• _Exercise brief_: Retype every entry in its entirety, without alteration.

** Data to use follows **

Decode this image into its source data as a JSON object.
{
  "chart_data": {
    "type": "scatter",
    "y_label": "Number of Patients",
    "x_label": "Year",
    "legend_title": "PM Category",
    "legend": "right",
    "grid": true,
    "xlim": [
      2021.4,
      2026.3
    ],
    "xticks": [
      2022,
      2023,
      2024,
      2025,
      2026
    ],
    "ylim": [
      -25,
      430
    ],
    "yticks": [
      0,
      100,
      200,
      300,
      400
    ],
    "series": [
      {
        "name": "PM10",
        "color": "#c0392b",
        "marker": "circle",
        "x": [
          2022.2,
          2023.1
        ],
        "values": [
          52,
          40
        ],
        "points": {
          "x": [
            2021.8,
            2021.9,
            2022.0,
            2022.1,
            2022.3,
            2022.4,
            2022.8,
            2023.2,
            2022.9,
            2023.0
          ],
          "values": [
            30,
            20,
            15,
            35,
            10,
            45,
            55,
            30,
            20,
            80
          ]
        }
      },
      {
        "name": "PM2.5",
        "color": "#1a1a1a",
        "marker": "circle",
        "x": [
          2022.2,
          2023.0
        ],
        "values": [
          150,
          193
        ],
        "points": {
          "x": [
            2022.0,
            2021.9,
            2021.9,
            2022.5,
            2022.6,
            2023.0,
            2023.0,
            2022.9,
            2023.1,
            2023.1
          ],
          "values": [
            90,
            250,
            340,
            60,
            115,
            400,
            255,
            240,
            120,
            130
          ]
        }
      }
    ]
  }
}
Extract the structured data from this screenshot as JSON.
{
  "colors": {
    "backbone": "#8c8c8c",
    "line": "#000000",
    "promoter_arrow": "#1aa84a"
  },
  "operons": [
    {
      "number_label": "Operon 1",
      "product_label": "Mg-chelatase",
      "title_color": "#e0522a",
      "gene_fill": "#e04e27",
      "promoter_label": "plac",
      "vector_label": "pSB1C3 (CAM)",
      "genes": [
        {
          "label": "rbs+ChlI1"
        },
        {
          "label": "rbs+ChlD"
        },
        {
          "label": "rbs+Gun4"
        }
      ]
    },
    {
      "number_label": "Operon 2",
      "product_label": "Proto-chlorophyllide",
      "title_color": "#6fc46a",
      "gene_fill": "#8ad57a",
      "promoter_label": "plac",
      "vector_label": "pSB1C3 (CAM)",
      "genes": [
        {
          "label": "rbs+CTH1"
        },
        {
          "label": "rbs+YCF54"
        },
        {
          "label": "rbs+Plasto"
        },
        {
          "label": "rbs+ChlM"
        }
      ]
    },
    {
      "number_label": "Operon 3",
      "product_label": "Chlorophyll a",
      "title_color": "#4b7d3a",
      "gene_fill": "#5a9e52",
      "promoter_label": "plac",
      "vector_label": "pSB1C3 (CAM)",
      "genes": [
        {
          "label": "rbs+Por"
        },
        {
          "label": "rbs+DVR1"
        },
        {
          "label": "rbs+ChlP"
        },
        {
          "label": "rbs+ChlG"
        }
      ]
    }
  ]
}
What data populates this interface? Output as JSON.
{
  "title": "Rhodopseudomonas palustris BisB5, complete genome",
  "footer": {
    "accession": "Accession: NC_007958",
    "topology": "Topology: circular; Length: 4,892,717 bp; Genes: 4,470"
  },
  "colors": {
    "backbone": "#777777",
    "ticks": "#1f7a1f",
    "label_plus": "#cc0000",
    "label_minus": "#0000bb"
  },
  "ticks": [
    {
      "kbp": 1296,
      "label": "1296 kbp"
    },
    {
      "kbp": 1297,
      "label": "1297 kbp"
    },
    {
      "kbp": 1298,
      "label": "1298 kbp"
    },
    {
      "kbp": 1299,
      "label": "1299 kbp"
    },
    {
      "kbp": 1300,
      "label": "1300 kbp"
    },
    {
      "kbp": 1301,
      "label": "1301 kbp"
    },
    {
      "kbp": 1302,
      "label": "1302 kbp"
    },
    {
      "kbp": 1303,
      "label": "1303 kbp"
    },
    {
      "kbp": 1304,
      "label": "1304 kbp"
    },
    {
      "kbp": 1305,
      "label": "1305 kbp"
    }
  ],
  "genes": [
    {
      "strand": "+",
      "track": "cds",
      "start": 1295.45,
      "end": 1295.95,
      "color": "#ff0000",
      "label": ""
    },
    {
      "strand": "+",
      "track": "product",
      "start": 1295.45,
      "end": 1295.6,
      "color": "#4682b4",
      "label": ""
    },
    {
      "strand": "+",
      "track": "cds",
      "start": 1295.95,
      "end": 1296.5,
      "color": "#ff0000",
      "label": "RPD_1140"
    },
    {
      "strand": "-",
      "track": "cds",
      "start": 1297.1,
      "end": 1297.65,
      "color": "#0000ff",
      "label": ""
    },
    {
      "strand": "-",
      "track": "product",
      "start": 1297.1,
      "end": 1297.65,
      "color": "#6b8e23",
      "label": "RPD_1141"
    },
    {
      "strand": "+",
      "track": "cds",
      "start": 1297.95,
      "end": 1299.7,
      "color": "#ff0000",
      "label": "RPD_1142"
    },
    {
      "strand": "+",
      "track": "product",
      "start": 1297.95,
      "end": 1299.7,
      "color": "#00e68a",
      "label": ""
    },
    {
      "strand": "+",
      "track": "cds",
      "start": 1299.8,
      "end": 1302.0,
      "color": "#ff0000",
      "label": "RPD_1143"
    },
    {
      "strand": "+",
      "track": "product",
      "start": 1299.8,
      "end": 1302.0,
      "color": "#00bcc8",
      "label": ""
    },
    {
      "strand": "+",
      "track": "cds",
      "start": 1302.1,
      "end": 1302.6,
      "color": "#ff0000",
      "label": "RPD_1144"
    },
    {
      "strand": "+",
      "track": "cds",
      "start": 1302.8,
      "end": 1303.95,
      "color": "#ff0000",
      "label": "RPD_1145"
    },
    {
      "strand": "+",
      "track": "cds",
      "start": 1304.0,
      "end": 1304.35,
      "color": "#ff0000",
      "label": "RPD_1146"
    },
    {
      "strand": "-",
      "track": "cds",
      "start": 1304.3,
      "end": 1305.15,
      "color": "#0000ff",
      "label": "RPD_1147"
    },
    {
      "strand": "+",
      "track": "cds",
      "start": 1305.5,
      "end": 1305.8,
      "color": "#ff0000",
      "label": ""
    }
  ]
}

** End of Data to use **

• _Reply_:
Decode this image into its source data as a JSON object.
{
  "chart_data": {
    "type": "scatter",
    "y_label": "Number of Patients",
    "x_label": "Year",
    "legend_title": "PM Category",
    "legend": "right",
    "grid": true,
    "xlim": [
      2021.4,
      2026.3
    ],
    "xticks": [
      2022,
      2023,
      2024,
      2025,
      2026
    ],
    "ylim": [
      -25,
      430
    ],
    "yticks": [
      0,
      100,
      200,
      300,
      400
    ],
    "series": [
      {
        "name": "PM10",
        "color": "#c0392b",
        "marker": "circle",
        "x": [
          2022.2,
          2023.1
        ],
        "values": [
          52,
          40
        ],
        "points": {
          "x": [
            2021.8,
            2021.9,
            2022.0,
            2022.1,
            2022.3,
            2022.4,
            2022.8,
            2023.2,
            2022.9,
            2023.0
          ],
          "values": [
            30,
            20,
            15,
            35,
            10,
            45,
            55,
            30,
            20,
            80
          ]
        }
      },
      {
        "name": "PM2.5",
        "color": "#1a1a1a",
        "marker": "circle",
        "x": [
          2022.2,
          2023.0
        ],
        "values": [
          150,
          193
        ],
        "points": {
          "x": [
            2022.0,
            2021.9,
            2021.9,
            2022.5,
            2022.6,
            2023.0,
            2023.0,
            2022.9,
            2023.1,
            2023.1
          ],
          "values": [
            90,
            250,
            340,
            60,
            115,
            400,
            255,
            240,
            120,
            130
          ]
        }
      }
    ]
  }
}
Extract the structured data from this screenshot as JSON.
{
  "colors": {
    "backbone": "#8c8c8c",
    "line": "#000000",
    "promoter_arrow": "#1aa84a"
  },
  "operons": [
    {
      "number_label": "Operon 1",
      "product_label": "Mg-chelatase",
      "title_color": "#e0522a",
      "gene_fill": "#e04e27",
      "promoter_label": "plac",
      "vector_label": "pSB1C3 (CAM)",
      "genes": [
        {
          "label": "rbs+ChlI1"
        },
        {
          "label": "rbs+ChlD"
        },
        {
          "label": "rbs+Gun4"
        }
      ]
    },
    {
      "number_label": "Operon 2",
      "product_label": "Proto-chlorophyllide",
      "title_color": "#6fc46a",
      "gene_fill": "#8ad57a",
      "promoter_label": "plac",
      "vector_label": "pSB1C3 (CAM)",
      "genes": [
        {
          "label": "rbs+CTH1"
        },
        {
          "label": "rbs+YCF54"
        },
        {
          "label": "rbs+Plasto"
        },
        {
          "label": "rbs+ChlM"
        }
      ]
    },
    {
      "number_label": "Operon 3",
      "product_label": "Chlorophyll a",
      "title_color": "#4b7d3a",
      "gene_fill": "#5a9e52",
      "promoter_label": "plac",
      "vector_label": "pSB1C3 (CAM)",
      "genes": [
        {
          "label": "rbs+Por"
        },
        {
          "label": "rbs+DVR1"
        },
        {
          "label": "rbs+ChlP"
        },
        {
          "label": "rbs+ChlG"
        }
      ]
    }
  ]
}
What data populates this interface? Output as JSON.
{
  "title": "Rhodopseudomonas palustris BisB5, complete genome",
  "footer": {
    "accession": "Accession: NC_007958",
    "topology": "Topology: circular; Length: 4,892,717 bp; Genes: 4,470"
  },
  "colors": {
    "backbone": "#777777",
    "ticks": "#1f7a1f",
    "label_plus": "#cc0000",
    "label_minus": "#0000bb"
  },
  "ticks": [
    {
      "kbp": 1296,
      "label": "1296 kbp"
    },
    {
      "kbp": 1297,
      "label": "1297 kbp"
    },
    {
      "kbp": 1298,
      "label": "1298 kbp"
    },
    {
      "kbp": 1299,
      "label": "1299 kbp"
    },
    {
      "kbp": 1300,
      "label": "1300 kbp"
    },
    {
      "kbp": 1301,
      "label": "1301 kbp"
    },
    {
      "kbp": 1302,
      "label": "1302 kbp"
    },
    {
      "kbp": 1303,
      "label": "1303 kbp"
    },
    {
      "kbp": 1304,
      "label": "1304 kbp"
    },
    {
      "kbp": 1305,
      "label": "1305 kbp"
    }
  ],
  "genes": [
    {
      "strand": "+",
      "track": "cds",
      "start": 1295.45,
      "end": 1295.95,
      "color": "#ff0000",
      "label": ""
    },
    {
      "strand": "+",
      "track": "product",
      "start": 1295.45,
      "end": 1295.6,
      "color": "#4682b4",
      "label": ""
    },
    {
      "strand": "+",
      "track": "cds",
      "start": 1295.95,
      "end": 1296.5,
      "color": "#ff0000",
      "label": "RPD_1140"
    },
    {
      "strand": "-",
      "track": "cds",
      "start": 1297.1,
      "end": 1297.65,
      "color": "#0000ff",
      "label": ""
    },
    {
      "strand": "-",
      "track": "product",
      "start": 1297.1,
      "end": 1297.65,
      "color": "#6b8e23",
      "label": "RPD_1141"
    },
    {
      "strand": "+",
      "track": "cds",
      "start": 1297.95,
      "end": 1299.7,
      "color": "#ff0000",
      "label": "RPD_1142"
    },
    {
      "strand": "+",
      "track": "product",
      "start": 1297.95,
      "end": 1299.7,
      "color": "#00e68a",
      "label": ""
    },
    {
      "strand": "+",
      "track": "cds",
      "start": 1299.8,
      "end": 1302.0,
      "color": "#ff0000",
      "label": "RPD_1143"
    },
    {
      "strand": "+",
      "track": "product",
      "start": 1299.8,
      "end": 1302.0,
      "color": "#00bcc8",
      "label": ""
    },
    {
      "strand": "+",
      "track": "cds",
      "start": 1302.1,
      "end": 1302.6,
      "color": "#ff0000",
      "label": "RPD_1144"
    },
    {
      "strand": "+",
      "track": "cds",
      "start": 1302.8,
      "end": 1303.95,
      "color": "#ff0000",
      "label": "RPD_1145"
    },
    {
      "strand": "+",
      "track": "cds",
      "start": 1304.0,
      "end": 1304.35,
      "color": "#ff0000",
      "label": "RPD_1146"
    },
    {
      "strand": "-",
      "track": "cds",
      "start": 1304.3,
      "end": 1305.15,
      "color": "#0000ff",
      "label": "RPD_1147"
    },
    {
      "strand": "+",
      "track": "cds",
      "start": 1305.5,
      "end": 1305.8,
      "color": "#ff0000",
      "label": ""
    }
  ]
}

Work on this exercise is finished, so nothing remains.